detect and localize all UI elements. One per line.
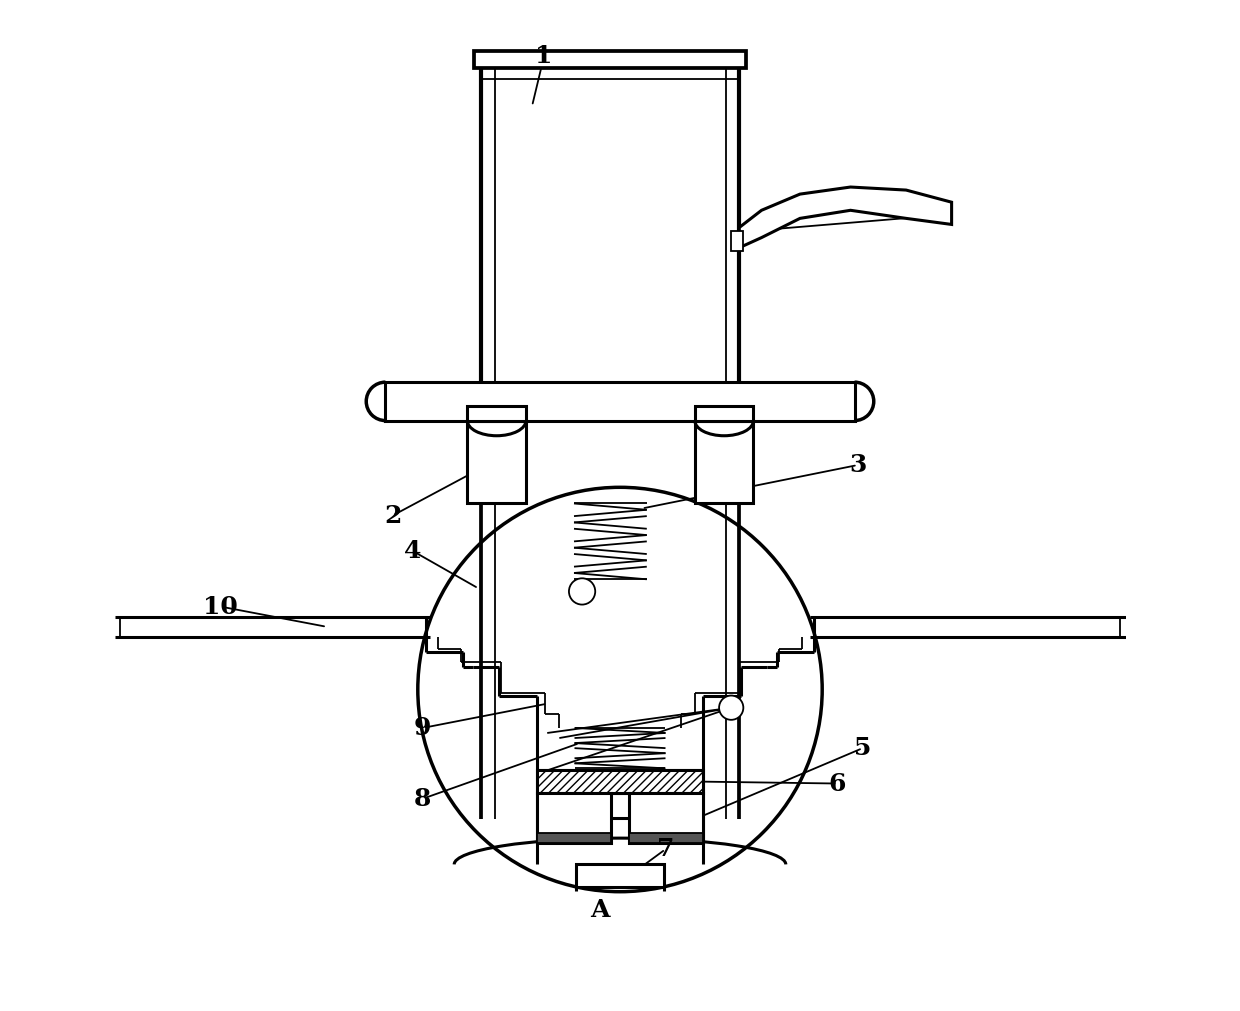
Bar <box>386 382 854 421</box>
Text: 8: 8 <box>414 787 432 811</box>
Bar <box>694 421 754 503</box>
Text: 9: 9 <box>414 716 432 740</box>
Bar <box>629 793 703 843</box>
Bar <box>467 421 526 503</box>
Bar <box>694 406 754 421</box>
Bar <box>537 793 611 843</box>
Text: 1: 1 <box>536 43 553 68</box>
Text: 2: 2 <box>384 503 402 528</box>
Bar <box>732 231 743 251</box>
Bar <box>694 421 754 503</box>
Polygon shape <box>739 187 951 248</box>
Bar <box>467 406 526 421</box>
Bar <box>629 793 703 843</box>
Bar <box>537 833 611 843</box>
Text: 5: 5 <box>854 736 872 760</box>
Text: 7: 7 <box>657 837 675 861</box>
Text: 10: 10 <box>203 594 238 619</box>
Bar <box>575 864 665 887</box>
Bar <box>537 793 611 843</box>
Text: 3: 3 <box>849 453 867 477</box>
Bar <box>475 51 746 68</box>
Circle shape <box>719 696 743 720</box>
Text: 4: 4 <box>404 539 422 563</box>
Bar <box>629 833 703 843</box>
Circle shape <box>569 578 595 605</box>
Text: A: A <box>590 898 610 922</box>
Bar <box>467 421 526 503</box>
Bar <box>537 770 703 793</box>
Text: 6: 6 <box>828 771 846 796</box>
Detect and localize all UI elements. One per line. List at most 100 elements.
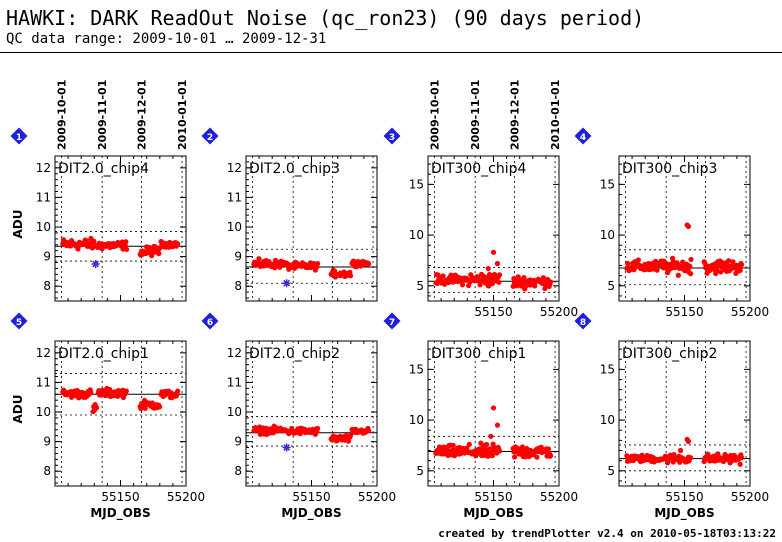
panel-label: DIT300_chip3 [622, 161, 717, 177]
x-tick-label: 55200 [540, 490, 578, 504]
data-point [488, 433, 494, 439]
panel-label: DIT2.0_chip3 [249, 161, 340, 177]
data-point [93, 405, 100, 411]
panel-4: 5 10 15 55150 55200 DIT300_chip3 4 [574, 127, 769, 319]
panel-badge [383, 312, 401, 330]
data-point [450, 442, 456, 448]
panel-label: DIT2.0_chip2 [249, 346, 340, 362]
data-point [494, 422, 501, 428]
y-tick-label: 12 [227, 346, 242, 360]
y-tick-label: 9 [234, 435, 242, 449]
data-point [314, 260, 321, 267]
x-axis-label: MJD_OBS [90, 506, 150, 521]
panel-badge [201, 312, 219, 330]
date-tick-label: 2010-01-01 [549, 80, 562, 150]
data-point [345, 438, 352, 444]
y-tick-label: 11 [227, 375, 242, 389]
panel-8: 5 10 15 55150 55200 DIT300_chip2 MJD_OBS 8 [574, 312, 769, 521]
date-tick-label: 2009-11-01 [96, 80, 109, 150]
data-point [490, 249, 497, 255]
data-point [466, 441, 472, 448]
x-tick-label: 55200 [540, 305, 578, 319]
panel-label: DIT2.0_chip4 [58, 161, 149, 177]
x-tick-label: 55150 [665, 305, 703, 319]
panel-badge-number: 3 [389, 133, 395, 143]
data-point [522, 284, 528, 290]
x-axis-label: MJD_OBS [281, 506, 341, 521]
y-tick-label: 9 [43, 435, 51, 449]
y-axis-label: ADU [11, 210, 25, 239]
panel-label: DIT300_chip4 [431, 161, 527, 177]
panel-badge-number: 2 [207, 133, 213, 143]
y-tick-label: 10 [227, 405, 242, 419]
data-point [123, 246, 130, 253]
y-tick-label: 10 [36, 405, 51, 419]
y-tick-label: 15 [600, 362, 615, 376]
data-point [726, 258, 732, 264]
data-point [496, 448, 503, 454]
data-point [489, 453, 495, 459]
data-point [332, 268, 338, 274]
y-tick-label: 10 [36, 220, 51, 234]
data-point [496, 279, 502, 285]
y-tick-label: 5 [607, 464, 615, 478]
y-tick-label: 11 [36, 375, 51, 389]
date-tick-label: 2009-11-01 [469, 80, 482, 150]
y-tick-label: 10 [409, 228, 424, 242]
outlier-point [282, 443, 291, 452]
data-point [635, 257, 641, 263]
data-point [91, 238, 97, 244]
y-tick-label: 12 [36, 346, 51, 360]
y-tick-label: 9 [234, 250, 242, 264]
data-point [484, 441, 490, 448]
outlier-stroke [283, 279, 290, 287]
outlier-point [282, 279, 291, 288]
data-point [730, 259, 736, 265]
x-tick-label: 55150 [101, 490, 139, 504]
x-tick-label: 55150 [474, 490, 512, 504]
data-point [688, 256, 694, 263]
panel-badge-number: 1 [16, 133, 22, 143]
data-point [366, 261, 372, 267]
outlier-point [91, 260, 100, 269]
y-tick-label: 15 [600, 177, 615, 191]
y-tick-label: 5 [416, 464, 424, 478]
y-tick-label: 9 [43, 250, 51, 264]
data-point [687, 271, 694, 277]
x-axis-label: MJD_OBS [654, 506, 714, 521]
data-point [687, 263, 693, 269]
y-tick-label: 12 [227, 161, 242, 175]
panel-badge-number: 4 [580, 133, 586, 143]
data-point [348, 432, 354, 438]
x-tick-label: 55150 [665, 490, 703, 504]
data-point [75, 246, 81, 252]
plot-frame [245, 155, 378, 302]
y-tick-label: 15 [409, 362, 424, 376]
date-tick-label: 2010-01-01 [176, 80, 189, 150]
outlier-stroke [283, 444, 290, 451]
x-axis-label: MJD_OBS [463, 506, 523, 521]
data-point [677, 447, 684, 454]
data-point [175, 388, 181, 394]
data-point [511, 454, 518, 460]
title-divider [0, 52, 782, 53]
data-point [142, 405, 148, 411]
data-point [123, 388, 129, 394]
data-point [532, 283, 538, 289]
data-point [485, 265, 491, 272]
y-tick-label: 8 [234, 464, 242, 478]
y-tick-label: 8 [234, 279, 242, 293]
x-tick-label: 55200 [358, 490, 396, 504]
outlier-stroke [92, 260, 99, 268]
data-point [485, 453, 491, 459]
x-tick-label: 55200 [167, 490, 205, 504]
date-tick-label: 2009-12-01 [135, 80, 148, 150]
x-tick-label: 55200 [731, 490, 769, 504]
x-tick-label: 55150 [474, 305, 512, 319]
panel-badge-number: 8 [580, 318, 586, 328]
data-point [687, 455, 694, 461]
plot-frame [54, 155, 187, 302]
x-tick-label: 55200 [731, 305, 769, 319]
data-point [737, 461, 743, 467]
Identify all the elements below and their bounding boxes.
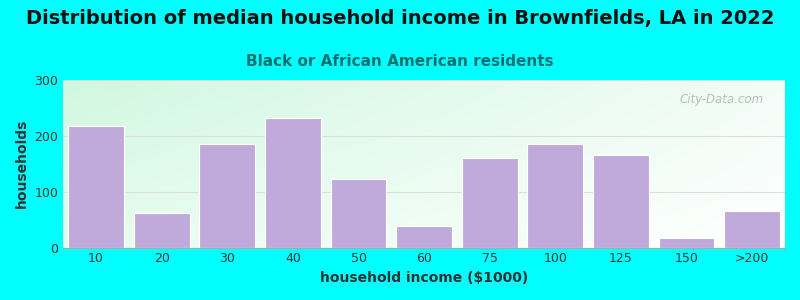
Bar (265, 118, 321, 248)
Text: Black or African American residents: Black or African American residents (246, 54, 554, 69)
Bar (658, 238, 714, 248)
Bar (330, 179, 386, 248)
Y-axis label: households: households (15, 119, 29, 208)
Bar (593, 155, 649, 248)
Bar (396, 226, 452, 248)
Bar (724, 211, 780, 248)
Text: Distribution of median household income in Brownfields, LA in 2022: Distribution of median household income … (26, 9, 774, 28)
Bar (68, 126, 124, 248)
Bar (134, 213, 190, 248)
Bar (199, 144, 255, 247)
X-axis label: household income ($1000): household income ($1000) (320, 271, 528, 285)
Bar (527, 144, 583, 247)
Bar (462, 158, 518, 247)
Text: City-Data.com: City-Data.com (679, 93, 763, 106)
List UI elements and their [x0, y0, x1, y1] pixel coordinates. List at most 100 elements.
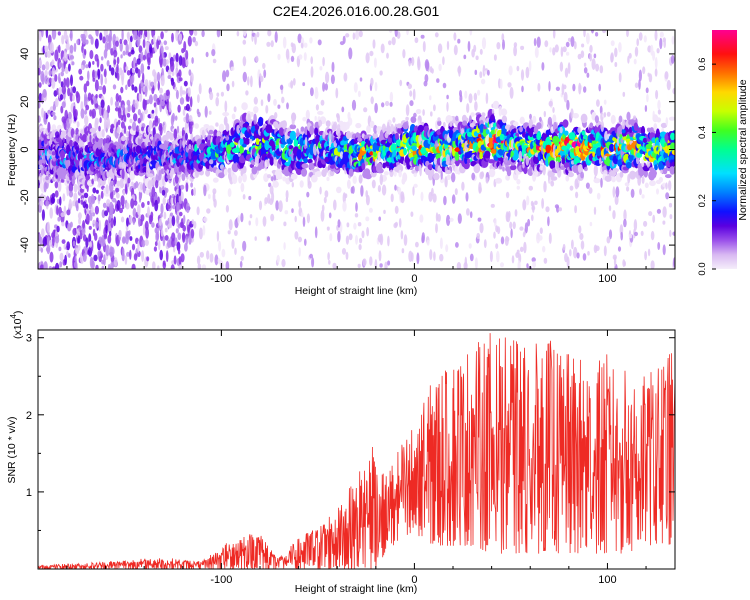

Exercise = Rewrite the material with every "data-point" changed to "marker" and everything else kept the same, leaving out the pictures.

Written response =
detect and localize all UI elements. One per line.
Bar <box>386 382 854 421</box>
Text: 8: 8 <box>414 787 432 811</box>
Bar <box>694 421 754 503</box>
Text: 9: 9 <box>414 716 432 740</box>
Bar <box>629 793 703 843</box>
Bar <box>467 421 526 503</box>
Bar <box>694 406 754 421</box>
Bar <box>537 793 611 843</box>
Text: 1: 1 <box>536 43 553 68</box>
Text: 2: 2 <box>384 503 402 528</box>
Bar <box>732 231 743 251</box>
Bar <box>694 421 754 503</box>
Polygon shape <box>739 187 951 248</box>
Bar <box>467 406 526 421</box>
Bar <box>629 793 703 843</box>
Bar <box>537 833 611 843</box>
Text: 5: 5 <box>854 736 872 760</box>
Text: 7: 7 <box>657 837 675 861</box>
Text: 10: 10 <box>203 594 238 619</box>
Bar <box>575 864 665 887</box>
Bar <box>537 793 611 843</box>
Text: 3: 3 <box>849 453 867 477</box>
Bar <box>475 51 746 68</box>
Circle shape <box>719 696 743 720</box>
Text: 4: 4 <box>404 539 422 563</box>
Bar <box>629 833 703 843</box>
Circle shape <box>569 578 595 605</box>
Text: A: A <box>590 898 610 922</box>
Bar <box>467 421 526 503</box>
Bar <box>537 770 703 793</box>
Text: 6: 6 <box>828 771 846 796</box>
Detect and localize all UI elements. One per line. List at most 100 elements.
panel-label: DIT300_chip3 [622, 161, 717, 177]
x-tick-label: 55200 [540, 490, 578, 504]
marker [488, 433, 494, 439]
panel-label: DIT2.0_chip3 [249, 161, 340, 177]
marker [93, 405, 100, 411]
panel-4: 5 10 15 55150 55200 DIT300_chip3 4 [574, 127, 769, 319]
panel-badge [383, 312, 401, 330]
marker [450, 442, 456, 448]
panel-label: DIT2.0_chip2 [249, 346, 340, 362]
marker [494, 422, 501, 428]
y-tick-label: 12 [227, 346, 242, 360]
y-tick-label: 9 [234, 435, 242, 449]
marker [314, 260, 321, 267]
x-axis-label: MJD_OBS [90, 506, 150, 521]
panel-badge [201, 312, 219, 330]
date-tick-label: 2010-01-01 [549, 80, 562, 150]
marker [345, 438, 352, 444]
y-tick-label: 11 [227, 375, 242, 389]
panel-8: 5 10 15 55150 55200 DIT300_chip2 MJD_OBS 8 [574, 312, 769, 521]
date-tick-label: 2009-11-01 [96, 80, 109, 150]
marker [490, 249, 497, 255]
marker [466, 441, 472, 448]
x-tick-label: 55200 [540, 305, 578, 319]
panel-label: DIT2.0_chip4 [58, 161, 149, 177]
x-tick-label: 55150 [665, 305, 703, 319]
panel-badge-number: 3 [389, 133, 395, 143]
marker [522, 284, 528, 290]
x-axis-label: MJD_OBS [281, 506, 341, 521]
y-tick-label: 9 [43, 435, 51, 449]
y-axis-label: ADU [11, 210, 25, 239]
panel-label: DIT300_chip4 [431, 161, 527, 177]
panel-badge-number: 2 [207, 133, 213, 143]
y-tick-label: 10 [227, 405, 242, 419]
marker [123, 246, 130, 253]
y-tick-label: 10 [36, 405, 51, 419]
y-tick-label: 15 [600, 362, 615, 376]
marker [726, 258, 732, 264]
marker [496, 448, 503, 454]
marker [489, 453, 495, 459]
marker [332, 268, 338, 274]
y-tick-label: 10 [36, 220, 51, 234]
marker [496, 279, 502, 285]
y-tick-label: 5 [607, 464, 615, 478]
y-tick-label: 11 [36, 375, 51, 389]
date-tick-label: 2009-11-01 [469, 80, 482, 150]
y-tick-label: 10 [409, 228, 424, 242]
outlier-point [282, 443, 291, 452]
marker [635, 257, 641, 263]
marker [91, 238, 97, 244]
y-tick-label: 12 [36, 346, 51, 360]
y-tick-label: 9 [234, 250, 242, 264]
marker [484, 441, 490, 448]
outlier-stroke [283, 279, 290, 287]
outlier-point [282, 279, 291, 288]
marker [730, 259, 736, 265]
x-tick-label: 55150 [101, 490, 139, 504]
x-tick-label: 55150 [474, 490, 512, 504]
marker [688, 256, 694, 263]
panel-badge-number: 1 [16, 133, 22, 143]
marker [366, 261, 372, 267]
outlier-point [91, 260, 100, 269]
y-tick-label: 15 [600, 177, 615, 191]
y-tick-label: 5 [416, 464, 424, 478]
y-tick-label: 9 [43, 250, 51, 264]
marker [687, 271, 694, 277]
x-axis-label: MJD_OBS [654, 506, 714, 521]
marker [687, 263, 693, 269]
y-tick-label: 12 [227, 161, 242, 175]
panel-badge-number: 4 [580, 133, 586, 143]
marker [348, 432, 354, 438]
x-tick-label: 55150 [665, 490, 703, 504]
marker [75, 246, 81, 252]
plot-frame [245, 155, 378, 302]
y-tick-label: 15 [409, 362, 424, 376]
date-tick-label: 2010-01-01 [176, 80, 189, 150]
outlier-stroke [283, 444, 290, 451]
x-axis-label: MJD_OBS [463, 506, 523, 521]
marker [677, 447, 684, 454]
marker [175, 388, 181, 394]
marker [511, 454, 518, 460]
title-divider [0, 52, 782, 53]
marker [142, 405, 148, 411]
marker [123, 388, 129, 394]
marker [532, 283, 538, 289]
marker [485, 265, 491, 272]
y-tick-label: 8 [234, 464, 242, 478]
y-tick-label: 8 [234, 279, 242, 293]
x-tick-label: 55200 [358, 490, 396, 504]
outlier-stroke [92, 260, 99, 268]
marker [485, 453, 491, 459]
x-tick-label: 55200 [167, 490, 205, 504]
date-tick-label: 2009-12-01 [135, 80, 148, 150]
x-tick-label: 55200 [731, 490, 769, 504]
x-tick-label: 55150 [474, 305, 512, 319]
panel-badge-number: 8 [580, 318, 586, 328]
marker [687, 455, 694, 461]
plot-frame [54, 155, 187, 302]
x-tick-label: 55200 [731, 305, 769, 319]
marker [737, 461, 743, 467]
Identify all the elements below and their bounding boxes.
Bar (265, 118, 321, 248)
Text: Black or African American residents: Black or African American residents (246, 54, 554, 69)
Bar (658, 238, 714, 248)
Bar (330, 179, 386, 248)
Y-axis label: households: households (15, 119, 29, 208)
Bar (593, 155, 649, 248)
Bar (396, 226, 452, 248)
Bar (724, 211, 780, 248)
Text: Distribution of median household income in Brownfields, LA in 2022: Distribution of median household income … (26, 9, 774, 28)
Bar (68, 126, 124, 248)
Bar (134, 213, 190, 248)
Bar (199, 144, 255, 247)
X-axis label: household income ($1000): household income ($1000) (320, 271, 528, 285)
Bar (527, 144, 583, 247)
Bar (462, 158, 518, 247)
Text: City-Data.com: City-Data.com (679, 93, 763, 106)
List UI elements and their [x0, y0, x1, y1] pixel coordinates. List at most 100 elements.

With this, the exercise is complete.